*Listed entries:*
====
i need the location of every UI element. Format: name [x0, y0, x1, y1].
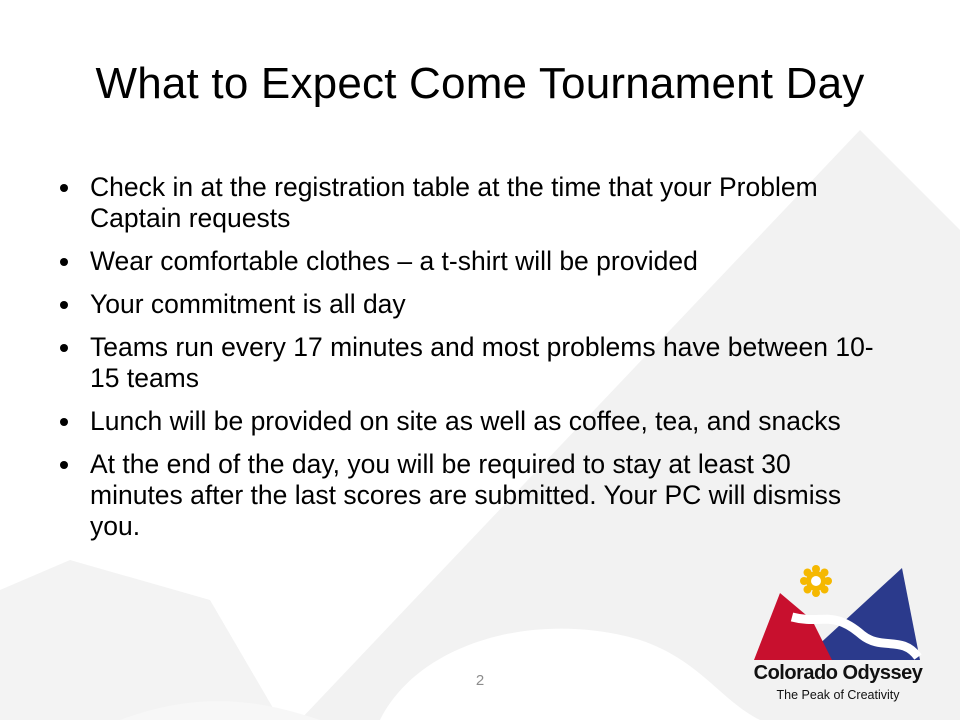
====
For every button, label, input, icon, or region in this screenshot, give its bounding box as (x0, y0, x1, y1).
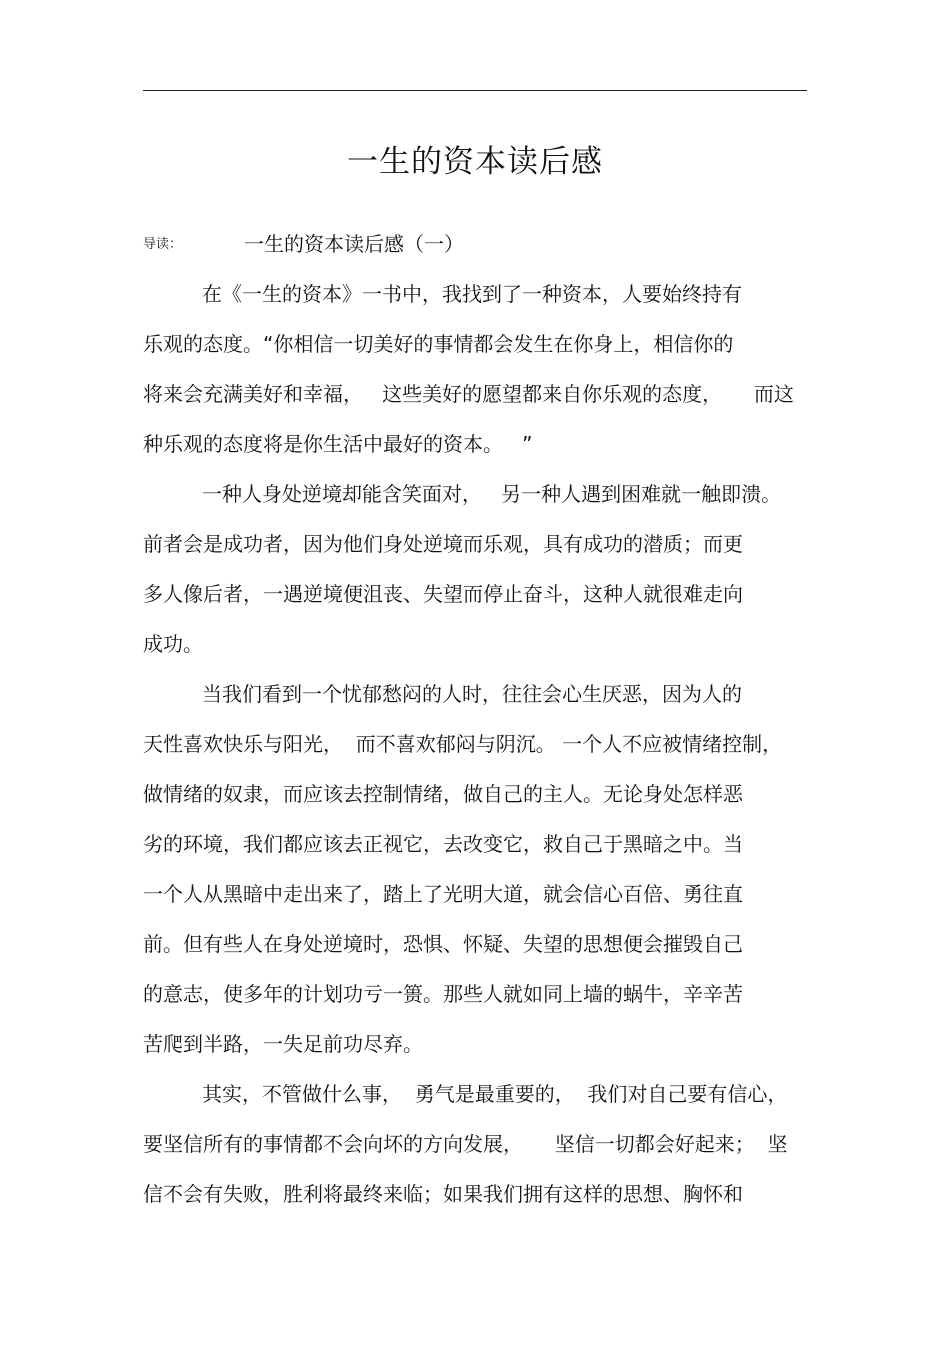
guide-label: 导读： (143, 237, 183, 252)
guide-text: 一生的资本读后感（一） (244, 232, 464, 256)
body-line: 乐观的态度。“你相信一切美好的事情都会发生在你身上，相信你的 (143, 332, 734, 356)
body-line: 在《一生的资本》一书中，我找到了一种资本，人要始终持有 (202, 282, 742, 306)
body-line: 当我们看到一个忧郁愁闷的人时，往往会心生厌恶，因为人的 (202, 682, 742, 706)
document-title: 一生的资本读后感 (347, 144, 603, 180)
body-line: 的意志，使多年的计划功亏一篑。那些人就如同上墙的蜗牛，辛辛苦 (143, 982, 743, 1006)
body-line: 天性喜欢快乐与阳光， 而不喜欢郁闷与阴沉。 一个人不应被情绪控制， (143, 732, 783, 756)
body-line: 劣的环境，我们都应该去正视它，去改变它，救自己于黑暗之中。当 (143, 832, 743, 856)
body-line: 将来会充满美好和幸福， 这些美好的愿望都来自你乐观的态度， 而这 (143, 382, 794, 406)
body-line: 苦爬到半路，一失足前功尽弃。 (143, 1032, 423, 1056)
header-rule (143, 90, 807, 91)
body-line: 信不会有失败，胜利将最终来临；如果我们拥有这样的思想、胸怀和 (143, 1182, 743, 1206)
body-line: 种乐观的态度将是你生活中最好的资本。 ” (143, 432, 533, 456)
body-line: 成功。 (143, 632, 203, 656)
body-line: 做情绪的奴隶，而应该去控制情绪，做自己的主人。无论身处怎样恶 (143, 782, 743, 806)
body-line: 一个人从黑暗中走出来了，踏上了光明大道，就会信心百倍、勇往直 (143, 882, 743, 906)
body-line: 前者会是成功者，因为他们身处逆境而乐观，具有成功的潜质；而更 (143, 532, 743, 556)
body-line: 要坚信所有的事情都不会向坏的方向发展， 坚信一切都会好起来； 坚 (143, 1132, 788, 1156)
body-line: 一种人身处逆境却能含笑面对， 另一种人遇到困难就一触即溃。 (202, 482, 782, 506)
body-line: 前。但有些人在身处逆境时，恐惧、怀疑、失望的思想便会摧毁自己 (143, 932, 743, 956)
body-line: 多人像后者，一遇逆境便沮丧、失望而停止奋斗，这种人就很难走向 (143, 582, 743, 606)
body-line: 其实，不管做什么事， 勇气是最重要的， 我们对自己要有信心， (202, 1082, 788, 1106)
====
*Written exercise:*
Substitute "paragraph-line" for "body-line" in the listing from the line with "For every button, label, input, icon, or" to the line with "body-line: 一种人身处逆境却能含笑面对， 另一种人遇到困难就一触即溃。", changing nothing else. Return only those lines, omitting the pictures.

*Answer for this exercise:*
For every button, label, input, icon, or region in this screenshot, give its bounding box as (x0, y0, x1, y1).
guide-label: 导读： (143, 237, 183, 252)
guide-text: 一生的资本读后感（一） (244, 232, 464, 256)
paragraph-line: 乐观的态度。“你相信一切美好的事情都会发生在你身上，相信你的 (143, 332, 734, 356)
paragraph-line: 在《一生的资本》一书中，我找到了一种资本，人要始终持有 (202, 282, 742, 306)
paragraph-line: 当我们看到一个忧郁愁闷的人时，往往会心生厌恶，因为人的 (202, 682, 742, 706)
document-title: 一生的资本读后感 (347, 144, 603, 180)
paragraph-line: 的意志，使多年的计划功亏一篑。那些人就如同上墙的蜗牛，辛辛苦 (143, 982, 743, 1006)
paragraph-line: 天性喜欢快乐与阳光， 而不喜欢郁闷与阴沉。 一个人不应被情绪控制， (143, 732, 783, 756)
paragraph-line: 劣的环境，我们都应该去正视它，去改变它，救自己于黑暗之中。当 (143, 832, 743, 856)
paragraph-line: 将来会充满美好和幸福， 这些美好的愿望都来自你乐观的态度， 而这 (143, 382, 794, 406)
paragraph-line: 苦爬到半路，一失足前功尽弃。 (143, 1032, 423, 1056)
header-rule (143, 90, 807, 91)
paragraph-line: 信不会有失败，胜利将最终来临；如果我们拥有这样的思想、胸怀和 (143, 1182, 743, 1206)
paragraph-line: 种乐观的态度将是你生活中最好的资本。 ” (143, 432, 533, 456)
paragraph-line: 成功。 (143, 632, 203, 656)
paragraph-line: 做情绪的奴隶，而应该去控制情绪，做自己的主人。无论身处怎样恶 (143, 782, 743, 806)
paragraph-line: 一个人从黑暗中走出来了，踏上了光明大道，就会信心百倍、勇往直 (143, 882, 743, 906)
paragraph-line: 前者会是成功者，因为他们身处逆境而乐观，具有成功的潜质；而更 (143, 532, 743, 556)
paragraph-line: 要坚信所有的事情都不会向坏的方向发展， 坚信一切都会好起来； 坚 (143, 1132, 788, 1156)
paragraph-line: 一种人身处逆境却能含笑面对， 另一种人遇到困难就一触即溃。 (202, 482, 782, 506)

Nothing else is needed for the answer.